*Task objective*
Copy, in full, each line of the material that holds the word "Save".

*Stored rows*
** begin **

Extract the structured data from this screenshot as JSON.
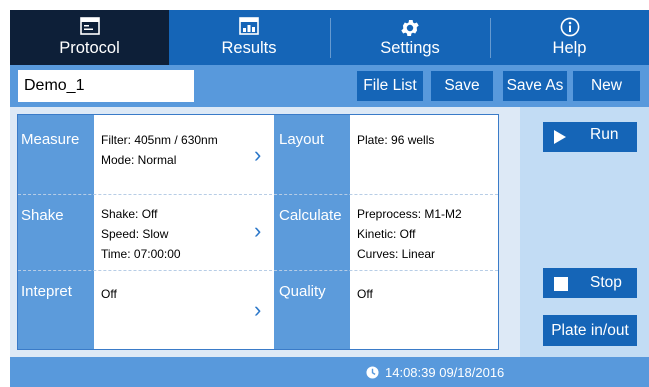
{
  "nav": {
    "tabs": [
      {
        "label": "Protocol",
        "icon": "window-icon",
        "active": true
      },
      {
        "label": "Results",
        "icon": "chart-icon",
        "active": false
      },
      {
        "label": "Settings",
        "icon": "gear-icon",
        "active": false
      },
      {
        "label": "Help",
        "icon": "info-icon",
        "active": false
      }
    ]
  },
  "toolbar": {
    "protocol_name": "Demo_1",
    "file_list_label": "File List",
    "save_label": "Save",
    "save_as_label": "Save As",
    "new_label": "New"
  },
  "sections": {
    "measure": {
      "label": "Measure",
      "lines": [
        "Filter:  405nm / 630nm",
        "Mode:   Normal"
      ]
    },
    "shake": {
      "label": "Shake",
      "lines": [
        "Shake:  Off",
        "Speed:  Slow",
        "Time:  07:00:00"
      ]
    },
    "interpret": {
      "label": "Intepret",
      "lines": [
        "Off"
      ]
    },
    "layout": {
      "label": "Layout",
      "lines": [
        "Plate:  96 wells"
      ]
    },
    "calculate": {
      "label": "Calculate",
      "lines": [
        "Preprocess: M1-M2",
        "Kinetic: Off",
        "Curves: Linear"
      ]
    },
    "quality": {
      "label": "Quality",
      "lines": [
        "Off"
      ]
    }
  },
  "side": {
    "run_label": "Run",
    "stop_label": "Stop",
    "plate_label": "Plate in/out"
  },
  "status": {
    "datetime": "14:08:39 09/18/2016"
  },
  "colors": {
    "nav_bg": "#1565b7",
    "nav_active": "#0d1f38",
    "toolbar_bg": "#5899dc",
    "button_bg": "#1565b7",
    "category_bg": "#5c9bdb",
    "side_bg": "#c2dcf4"
  }
}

** end **

*Result of the exercise*
    "save_label": "Save",
    "save_as_label": "Save As",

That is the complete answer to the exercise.